Records:
+ + + +
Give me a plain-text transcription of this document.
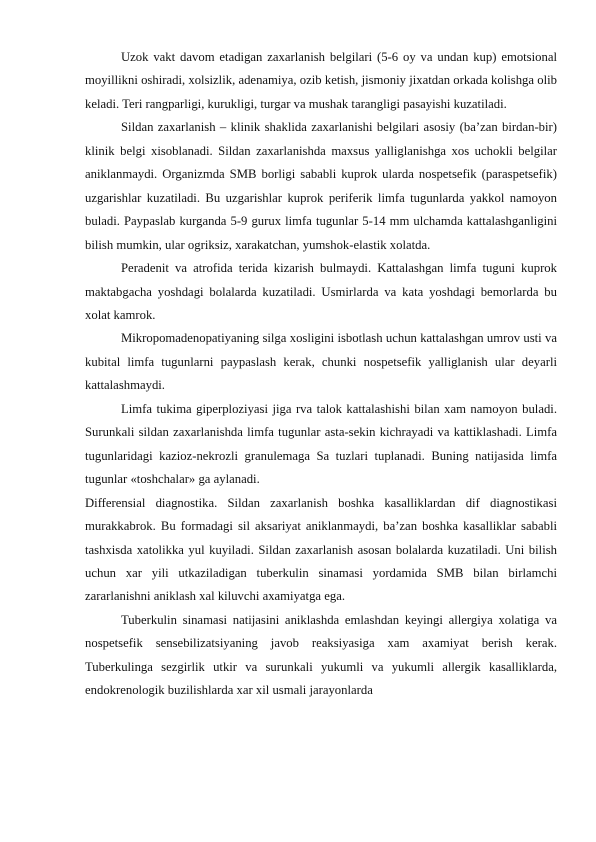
Uzok vakt davom etadigan zaxarlanish belgilari (5-6 oy va undan kup) emotsional moyillikni oshiradi, xolsizlik, adenamiya, ozib ketish, jismoniy jixatdan orkada kolishga olib keladi. Teri rangparligi, kurukligi, turgar va mushak tarangligi pasayishi kuzatiladi.

Sildan zaxarlanish – klinik shaklida zaxarlanishi belgilari asosiy (ba’zan birdan-bir) klinik belgi xisoblanadi. Sildan zaxarlanishda maxsus yalliglanishga xos uchokli belgilar aniklanmaydi. Organizmda SMB borligi sababli kuprok ularda nospetsefik (paraspetsefik) uzgarishlar kuzatiladi. Bu uzgarishlar kuprok periferik limfa tugunlarda yakkol namoyon buladi. Paypaslab kurganda 5-9 gurux limfa tugunlar 5-14 mm ulchamda kattalashganligini bilish mumkin, ular ogriksiz, xarakatchan, yumshok-elastik xolatda.

Peradenit va atrofida terida kizarish bulmaydi. Kattalashgan limfa tuguni kuprok maktabgacha yoshdagi bolalarda kuzatiladi. Usmirlarda va kata yoshdagi bemorlarda bu xolat kamrok.

Mikropomadenopatiyaning silga xosligini isbotlash uchun kattalashgan umrov usti va kubital limfa tugunlarni paypaslash kerak, chunki nospetsefik yalliglanish ular deyarli kattalashmaydi.

Limfa tukima giperploziyasi jiga rva talok kattalashishi bilan xam namoyon buladi. Surunkali sildan zaxarlanishda limfa tugunlar asta-sekin kichrayadi va kattiklashadi. Limfa tugunlaridagi kazioz-nekrozli granulemaga Sa tuzlari tuplanadi. Buning natijasida limfa tugunlar «toshchalar» ga aylanadi.

Differensial diagnostika. Sildan zaxarlanish boshka kasalliklardan dif diagnostikasi murakkabrok. Bu formadagi sil aksariyat aniklanmaydi, ba’zan boshka kasalliklar sababli tashxisda xatolikka yul kuyiladi. Sildan zaxarlanish asosan bolalarda kuzatiladi. Uni bilish uchun xar yili utkaziladigan tuberkulin sinamasi yordamida SMB bilan birlamchi zararlanishni aniklash xal kiluvchi axamiyatga ega.

Tuberkulin sinamasi natijasini aniklashda emlashdan keyingi allergiya xolatiga va nospetsefik sensebilizatsiyaning javob reaksiyasiga xam axamiyat berish kerak. Tuberkulinga sezgirlik utkir va surunkali yukumli va yukumli allergik kasalliklarda, endokrenologik buzilishlarda xar xil usmali jarayonlarda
+ + + +
**Short task:** Pull out all lines in the data above that include "belgilari".

**Expected output:**
Uzok vakt davom etadigan zaxarlanish belgilari (5-6 oy va undan kup) emotsional moyillikni oshiradi, xolsizlik, adenamiya, ozib ketish, jismoniy jixatdan orkada kolishga olib keladi. Teri rangparligi, kurukligi, turgar va mushak tarangligi pasayishi kuzatiladi.
Sildan zaxarlanish – klinik shaklida zaxarlanishi belgilari asosiy (ba’zan birdan-bir) klinik belgi xisoblanadi. Sildan zaxarlanishda maxsus yalliglanishga xos uchokli belgilar aniklanmaydi. Organizmda SMB borligi sababli kuprok ularda nospetsefik (paraspetsefik) uzgarishlar kuzatiladi. Bu uzgarishlar kuprok periferik limfa tugunlarda yakkol namoyon buladi. Paypaslab kurganda 5-9 gurux limfa tugunlar 5-14 mm ulchamda kattalashganligini bilish mumkin, ular ogriksiz, xarakatchan, yumshok-elastik xolatda.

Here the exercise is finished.